Reproduce the lines of the records word for word, starting at the line that contains "photo-source: 新华社 (603, 397, 633, 408)" and ending at the line that contains "1194, 819, 1248)", with both of those lines included.

[start]

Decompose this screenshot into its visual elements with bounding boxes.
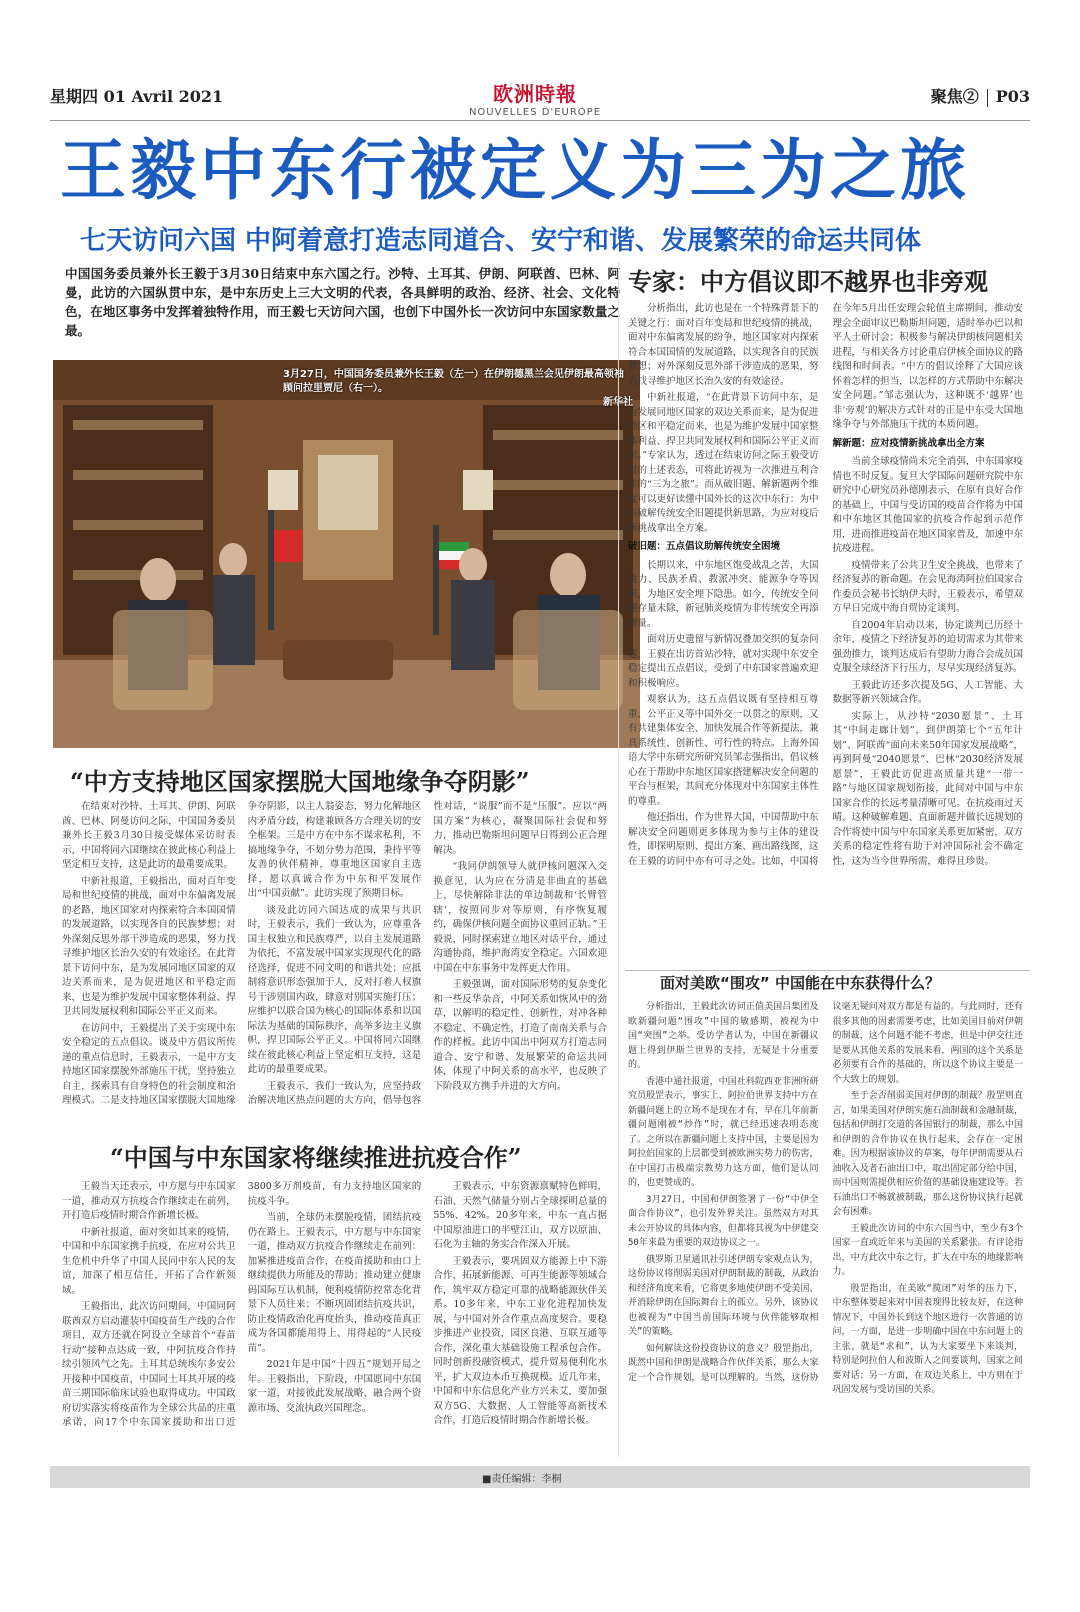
photo-source: 新华社 (603, 397, 633, 408)
section2-body (62, 1180, 607, 1458)
section2-title: “中国与中东国家将继续推进抗疫合作” (110, 1143, 522, 1172)
paragraph: 观察认为，这五点倡议既有坚持相互尊重、公平正义等中国外交一以贯之的原则，又有共建集体安全、加快发展合作等新提法，兼具系统性、创新性、可行性的特点。上海外国语大学中东研究所研究员邹志强指出，倡议核心在于帮助中东地区国家搭建解决安全问题的平台与框架，其间充分体现对中东国家主体性的尊重。 (628, 694, 819, 807)
paragraph: 在访问中，王毅提出了关于实现中东安全稳定的五点倡议。谈及中方倡议所传递的重点信息时，王毅表示，一是中方支持地区国家摆脱外部施压干扰，坚持独立自主，探索具有自身特色的社会制度和治理模式。二是支持地区国家摆脱大国地缘争夺阴影，以主人翁姿态，努力化解地区内矛盾分歧，构建兼顾各方合理关切的安全框架。三是中方在中东不谋求私利，不搞地缘争夺，不划分势力范围，秉持平等友善的伙伴精神，尊重地区国家自主选择，愿以真诚合作为中东和平发展作出“中国贡献”。此访实现了预期目标。 (62, 801, 422, 1106)
paragraph: 疫情带来了公共卫生安全挑战，也带来了经济复苏的新命题。在会见海湾阿拉伯国家合作委员会秘书长纳伊夫时，王毅表示，希望双方早日完成中海自贸协定谈判。 (832, 559, 1023, 614)
paragraph: 他还指出，作为世界大国，中国帮助中东解决安全问题则更多体现为参与主体的建设性，即探明原则、提出方案、画出路线图，这在王毅的访问中亦有可寻之处。比如，中国将在今年5月出任安理会轮值主席期间，推动安理会全面审议巴勒斯坦问题，适时举办巴以和平人士研讨会；积极参与解决伊朗核问题相关进程，与相关各方讨论重启伊核全面协议的路线图和时间表。“中方的倡议诠释了大国应该怀着怎样的担当，以怎样的方式帮助中东解决安全问题。”邹志强认为，这种既不‘越界’也非‘旁观’的解决方式针对的正是中东受大国地缘争夺与外部施压干扰的本质问题。 (628, 303, 1023, 867)
paragraph: “我同伊朗领导人就伊核问题深入交换意见，认为应在分清是非曲直的基础上，尽快解除非法的单边制裁和‘长臂管辖’，按照同步对等原则，有序恢复履约，确保伊核问题全面协议重回正轨。”王毅说，同时探索建立地区对话平台，通过沟通协商，维护海湾安全稳定。六国欢迎中国在中东事务中发挥更大作用。 (433, 861, 607, 974)
section1-body (62, 800, 607, 1120)
expert-body (628, 302, 1023, 962)
newspaper-logo (465, 78, 605, 118)
paragraph: 王毅此访还多次提及5G、人工智能、大数据等新兴领域合作。 (832, 679, 1023, 705)
page-number: P03 (995, 87, 1030, 106)
paragraph: 王毅当天还表示，中方愿与中东国家一道，推动双方抗疫合作继续走在前列，开打造后疫情时期合作新增长极。 (62, 1181, 236, 1221)
paragraph: 中新社报道，面对突如其来的疫情，中国和中东国家携手抗疫，在应对公共卫生危机中升华了中国人民同中东人民的友谊，加深了相互信任，开拓了合作新领域。 (62, 1226, 236, 1296)
paragraph: 王毅强调，面对国际形势的复杂变化和一些反华杂音，中阿关系如恢风中的劲草，以解明的稳定性、创新性，对冲各种不稳定、不确定性，打造了南南关系与合作的样板。此访中国出中阿双方打造志同道合、安宁和谐、发展繁荣的命运共同体，体现了中阿关系的高水平，也反映了下阶段双方携手并进的大方向。 (433, 979, 607, 1092)
section-page-label (931, 84, 1030, 107)
photo-caption (283, 368, 633, 410)
paragraph: 3月27日，中国和伊朗签署了一份“中伊全面合作协议”，也引发外界关注。虽然双方对其未公开协议的具体内容，但都将其视为中伊建交50年来最为重要的双边协议之一。 (628, 1194, 819, 1248)
paragraph: 分析指出，王毅此次访问正值美国吕集团及欧新疆问题“围攻”中国的敏感期，被视为中国“突围”之举。受访学者认为，中国在新疆议题上得到伊斯兰世界的支持，无疑是十分重要的。 (628, 1002, 819, 1070)
column-divider (618, 262, 619, 1457)
subheadline: 七天访问六国 中阿着意打造志同道合、安宁和谐、发展繁荣的命运共同体 (80, 226, 922, 256)
editor-credit: ■责任编辑：李桐 (482, 1474, 562, 1485)
section1-title: “中方支持地区国家摆脱大国地缘争夺阴影” (70, 767, 530, 796)
paragraph: 如何解读这份投资协议的意义？殷罡指出，既然中国和伊朗是战略合作伙伴关系，那么大家定一个合作规划，是可以理解的。当然，这份协议毫无疑问对双方都是有益的。与此同时，还有很多其他的因素需要考虑，比如美国目前对伊朝的制裁，这个问题不能不考虑，但是中伊交往还是要从其他关系的发展来看，两国的这个关系是必须要有合作的基础的，所以这个协议主要是一个大致上的规划。 (628, 1002, 1023, 1383)
paragraph: 王毅表示，中东资源禀赋特色鲜明，石油、天然气储量分别占全球探明总量的55%、42%。20多年来，中东一直占据中国原油进口的半壁江山，双方以原油、石化为主轴的务实合作深入开展。 (433, 1181, 607, 1250)
issue-date: 星期四 01 Avril 2021 (50, 87, 224, 106)
section-rule (625, 970, 1030, 971)
expert-section-title: 专家：中方倡议即不越界也非旁观 (628, 267, 988, 296)
page-header (50, 78, 1030, 118)
lead-paragraph: 中国国务委员兼外长王毅于3月30日结束中东六国之行。沙特、土耳其、伊朗、阿联酋、巴林、阿曼，此访的六国纵贯中东，是中东历史上三大文明的代表，各具鲜明的政治、经济、社会、文化特色，在地区事务中发挥着独特作用，而王毅七天访问六国，也创下中国外长一次访问中东国家数量之最。 (65, 266, 620, 338)
paragraph: 俄罗斯卫星通讯社引述伊朗专家观点认为，这份协议将削弱美国对伊朗制裁的制裁，从政治和经济角度来看，它将更多地使伊朗不受美国、并消除伊朗在国际舞台上的孤立。另外，该协议也被视为“中国当前国际环境与伙伴能够取相关”的策略。 (628, 1254, 819, 1337)
paragraph: 面对历史遗留与新情况叠加交织的复杂问题，王毅在出访首站沙特，就对实现中东安全稳定提出五点倡议，受到了中东国家普遍欢迎和积极响应。 (628, 634, 819, 689)
paragraph: 中新社报道，王毅指出，面对百年变局和世纪疫情的挑战，面对中东偏离发展的老路，地区国家对内探索符合本国国情的发展道路，以实现各自的民族梦想；对外深刻反思外部干涉造成的恶果，努力找寻维护地区长治久安的有效途径。在此背景下访问中东，是为发展同地区国家的双边关系而来，是为促进地区和平稳定而来，也是为维护发展中国家整体利益、捍卫共同发展权利和国际公平正义而来。 (62, 875, 236, 1017)
paragraph: 自2004年启动以来，协定谈判已历经十余年，疫情之下经济复苏的迫切需求为其带来强劲推力，谈判达成后有望助力海合会成员国克服全球经济下行压力，尽早实现经济复苏。 (832, 619, 1023, 674)
caption-text: 3月27日，中国国务委员兼外长王毅（左一）在伊朗德黑兰会见伊朗最高领袖顾问拉里贾尼（右一）。 (283, 369, 624, 394)
paragraph: 王毅此次访问的中东六国当中，至少有3个国家一直或近年来与美国的关系紧张。有评论指出，中方此次中东之行，扩大在中东的地缘影响力。 (832, 1223, 1023, 1277)
section-name: 聚焦② (930, 87, 979, 106)
paragraph: 王毅指出，此次访问期间，中国同阿联酋双方启动灌装中国疫苗生产线的合作项目，双方还就在阿设立全球首个“春苗行动”接种点达成一致，中阿抗疫合作持续引领风气之先。土耳其总统埃尔多安公开接种中国疫苗，中国同土耳其开展的疫苗三期国际临床试验也取得成功。中国政府切实落实将疫苗作为全球公共品的庄重承诺，向17个中东国家援助和出口近3800多万剂疫苗，有力支持地区国家的抗疫斗争。 (62, 1181, 422, 1428)
paragraph: 当前，全球仍未摆脱疫情，团结抗疫仍在路上。王毅表示，中方愿与中东国家一道，推动双方抗疫合作继续走在前列：加紧推进疫苗合作，在疫苗援助和由口上继续提供力所能及的帮助；推动建立健康码国际互认机制，便利疫情防控常态化背景下人员往来；不断巩固团结抗疫共识，防止疫情政治化再度抬头，推动疫苗真正成为各国都能用得上、用得起的“人民疫苗”。 (247, 1212, 422, 1354)
paragraph: 王毅表示，要巩固双方能源上中下游合作，拓展新能源、可再生能源等领域合作，筑牢双方稳定可靠的战略能源伙伴关系。10多年来，中东工业化进程加快发展，与中国对外合作重点高度契合。要稳步推进产业投资，园区良港、互联互通等合作，深化重大基础设施工程承包合作。同时创新投融资模式，提升贸易便利化水平，扩大双边本币互换规模。近几年来，中国和中东信息化产业方兴未艾，要加强双方5G、大数据、人工智能等高新技术合作，打造后疫情时期合作新增长极。 (433, 1255, 607, 1426)
paragraph: 实际上，从沙特“2030愿景”、土耳其“中间走廊计划”，到伊朗第七个“五年计划”、阿联酋“面向未来50年国家发展战略”，再到阿曼“2040愿景”、巴林“2030经济发展愿景”，王毅此访促进高质量共建“一带一路”与地区国家规划衔接，此间对中国与中东国家合作的长远考量清晰可见。在抗疫雨过天晴、这种破解难题、直面新题并做长远规划的合作将使中国与中东国家关系更加紧密，双方关系的稳定性将有助于对冲国际社会不确定性，这为当今世界所需，难得且珍贵。 (832, 710, 1023, 867)
paragraph: 在结束对沙特、土耳其、伊朗、阿联酋、巴林、阿曼访问之际，中国国务委员兼外长王毅3月30日接受媒体采访时表示，中国将同六国继续在彼此核心利益上坚定相互支持，这是此访的最重要成果。 (62, 801, 236, 870)
footer-bar (50, 1466, 1030, 1488)
paragraph: 中新社报道，“在此背景下访问中东，是为发展同地区国家的双边关系而来，是为促进地区和平稳定而来，也是为维护发展中国家整体利益、捍卫共同发展权利和国际公平正义而来。”专家认为，透过在结束访问之际王毅受访时的上述表态，可将此访视为一次推进互利合作的“三为之旅”。而从破旧题、解新题两个维度可以更好读懂中国外长的这次中东行：为中东破解传统安全旧题提供新思路，为应对疫后新挑战拿出全方案。 (628, 392, 819, 534)
meeting-photo-illustration (53, 360, 640, 748)
header-rule (50, 120, 1030, 121)
paragraph: 至于会否削弱美国对伊朗的制裁？殷罡则直言，如果美国对伊朗实施石油制裁和金融制裁，包括和伊朗打交道的各国银行的制裁，那么中国和伊朗的合作协议在执行起来，会存在一定困难。因为根据该协议的草案，每年伊朗需要从石油收入及者石油出口中，取出固定部分给中国，而中国则需提供相应价值的基础设施建设等。若石油出口不畅就被制裁，那么这份协议执行起就会有困难。 (832, 1091, 1023, 1217)
question-section-title: 面对美欧“围攻” 中国能在中东获得什么？ (660, 974, 940, 992)
question-body (628, 1000, 1023, 1458)
headline: 王毅中东行被定义为三为之旅 (60, 131, 970, 209)
paragraph: 王毅表示，我们一致认为，应坚持政治解决地区热点问题的大方向，倡导包容性对话，“说服”而不是“压服”。应以“两国方案”为核心，凝聚国际社会促和努力，推动巴勒斯坦问题早日得到公正合理解决。 (247, 801, 607, 1106)
paragraph: 殷罡指出，在美欧“揽闭”对华的压力下，中东整体要起来对中国表现得比较友好，在这种情况下，中国外长到这个地区进行一次普通的访问，一方面，是进一步明确中国在中东问题上的主张，就是“求和”，认为大家要坐下来谈判，特别是阿拉伯人和波斯人之间要谈判，国家之间要对话；另一方面，在双边关系上，中方则在于巩固发展与受访国的关系。 (832, 1283, 1023, 1395)
paragraph: 长期以来，中东地区饱受战乱之苦，大国角力、民族矛盾、教派冲突、能源争夺等因素，为地区安全埋下隐患。如今，传统安全问题存量未除，新冠肺炎疫情为非传统安全再添增量。 (628, 559, 819, 629)
paragraph: 分析指出，此访也是在一个特殊背景下的关键之行：面对百年变局和世纪疫情的挑战，面对中东偏离发展的纷争，地区国家对内探索符合本国国情的发展道路，以实现各自的民族梦想；对外深刻反思外部干涉造成的恶果，努力找寻维护地区长治久安的有效途径。 (628, 303, 819, 387)
paragraph: 香港中通社报道，中国社科院西亚非洲所研究员殷罡表示，事实上，阿拉伯世界支持中方在新疆问题上的立场不是现在才有，早在几年前新疆问题刚被“炒作”时，就已经迅速表明态度了。之所以在新疆问题上支持中国，主要是因为阿拉伯国家的上层都受到被欧洲实势力的伤害，在中国打击极端宗教势力这方面，他们是认同的，也更赞成的。 (628, 1076, 819, 1188)
paragraph: 2021年是中国“十四五”规划开局之年。王毅指出，下阶段，中国愿同中东国家一道，对接彼此发展战略、融合两个资源市场、交流执政兴国理念。 (247, 1359, 422, 1414)
logo-french: NOUVELLES D'EUROPE (468, 107, 602, 118)
divider (987, 89, 988, 107)
expert-subtitle-1: 破旧题：五点倡议助解传统安全困境 (628, 541, 781, 552)
logo-chinese: 欧洲時報 (493, 82, 577, 106)
expert-subtitle-2: 解新题：应对疫情新挑战拿出全方案 (832, 437, 985, 449)
news-photo (53, 360, 640, 748)
paragraph: 谈及此访同六国达成的成果与共识时，王毅表示，我们一致认为，应尊重各国主权独立和民族尊严，以自主发展道路为依托，不富发展中国家实现现代化的路径选择，促进不同文明的和谐共处；应抵制将意识形态强加于人，反对打着人权旗号干涉别国内政，肆意对别国实施打压；应维护以联合国为核心的国际体系和以国际法为基础的国际秩序，高举多边主义旗帜，捍卫国际公平正义。中国将同六国继续在彼此核心利益上坚定相互支持，这是此访的最重要成果。 (247, 904, 422, 1075)
paragraph: 当前全球疫情尚未完全消弭，中东国家疫情也不时反复。复旦大学国际问题研究院中东研究中心研究员孙德刚表示，在原有良好合作的基础上，中国与受访国的疫苗合作将为中国和中东地区其他国家的抗疫合作起到示范作用，进而推进疫苗在地区国家普及，加速中东抗疫进程。 (832, 456, 1023, 554)
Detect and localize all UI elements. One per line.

[end]

_CORRECT OUTPUT:_
photo-source: 新华社 (603, 397, 633, 408)
section2-body (62, 1180, 607, 1458)
section2-title: “中国与中东国家将继续推进抗疫合作” (110, 1143, 522, 1172)
paragraph: 观察认为，这五点倡议既有坚持相互尊重、公平正义等中国外交一以贯之的原则，又有共建集体安全、加快发展合作等新提法，兼具系统性、创新性、可行性的特点。上海外国语大学中东研究所研究员邹志强指出，倡议核心在于帮助中东地区国家搭建解决安全问题的平台与框架，其间充分体现对中东国家主体性的尊重。 (628, 694, 819, 807)
paragraph: 在访问中，王毅提出了关于实现中东安全稳定的五点倡议。谈及中方倡议所传递的重点信息时，王毅表示，一是中方支持地区国家摆脱外部施压干扰，坚持独立自主，探索具有自身特色的社会制度和治理模式。二是支持地区国家摆脱大国地缘争夺阴影，以主人翁姿态，努力化解地区内矛盾分歧，构建兼顾各方合理关切的安全框架。三是中方在中东不谋求私利，不搞地缘争夺，不划分势力范围，秉持平等友善的伙伴精神，尊重地区国家自主选择，愿以真诚合作为中东和平发展作出“中国贡献”。此访实现了预期目标。 (62, 801, 422, 1106)
paragraph: 疫情带来了公共卫生安全挑战，也带来了经济复苏的新命题。在会见海湾阿拉伯国家合作委员会秘书长纳伊夫时，王毅表示，希望双方早日完成中海自贸协定谈判。 (832, 559, 1023, 614)
paragraph: 他还指出，作为世界大国，中国帮助中东解决安全问题则更多体现为参与主体的建设性，即探明原则、提出方案、画出路线图，这在王毅的访问中亦有可寻之处。比如，中国将在今年5月出任安理会轮值主席期间，推动安理会全面审议巴勒斯坦问题，适时举办巴以和平人士研讨会；积极参与解决伊朗核问题相关进程，与相关各方讨论重启伊核全面协议的路线图和时间表。“中方的倡议诠释了大国应该怀着怎样的担当，以怎样的方式帮助中东解决安全问题。”邹志强认为，这种既不‘越界’也非‘旁观’的解决方式针对的正是中东受大国地缘争夺与外部施压干扰的本质问题。 (628, 303, 1023, 867)
paragraph: “我同伊朗领导人就伊核问题深入交换意见，认为应在分清是非曲直的基础上，尽快解除非法的单边制裁和‘长臂管辖’，按照同步对等原则，有序恢复履约，确保伊核问题全面协议重回正轨。”王毅说，同时探索建立地区对话平台，通过沟通协商，维护海湾安全稳定。六国欢迎中国在中东事务中发挥更大作用。 (433, 861, 607, 974)
section1-body (62, 800, 607, 1120)
expert-body (628, 302, 1023, 962)
newspaper-logo (465, 78, 605, 118)
paragraph: 王毅此访还多次提及5G、人工智能、大数据等新兴领域合作。 (832, 679, 1023, 705)
page-number: P03 (995, 87, 1030, 106)
paragraph: 王毅当天还表示，中方愿与中东国家一道，推动双方抗疫合作继续走在前列，开打造后疫情时期合作新增长极。 (62, 1181, 236, 1221)
paragraph: 中新社报道，面对突如其来的疫情，中国和中东国家携手抗疫，在应对公共卫生危机中升华了中国人民同中东人民的友谊，加深了相互信任，开拓了合作新领域。 (62, 1226, 236, 1296)
paragraph: 王毅强调，面对国际形势的复杂变化和一些反华杂音，中阿关系如恢风中的劲草，以解明的稳定性、创新性，对冲各种不稳定、不确定性，打造了南南关系与合作的样板。此访中国出中阿双方打造志同道合、安宁和谐、发展繁荣的命运共同体，体现了中阿关系的高水平，也反映了下阶段双方携手并进的大方向。 (433, 979, 607, 1092)
section-page-label (931, 84, 1030, 107)
photo-caption (283, 368, 633, 410)
paragraph: 3月27日，中国和伊朗签署了一份“中伊全面合作协议”，也引发外界关注。虽然双方对其未公开协议的具体内容，但都将其视为中伊建交50年来最为重要的双边协议之一。 (628, 1194, 819, 1248)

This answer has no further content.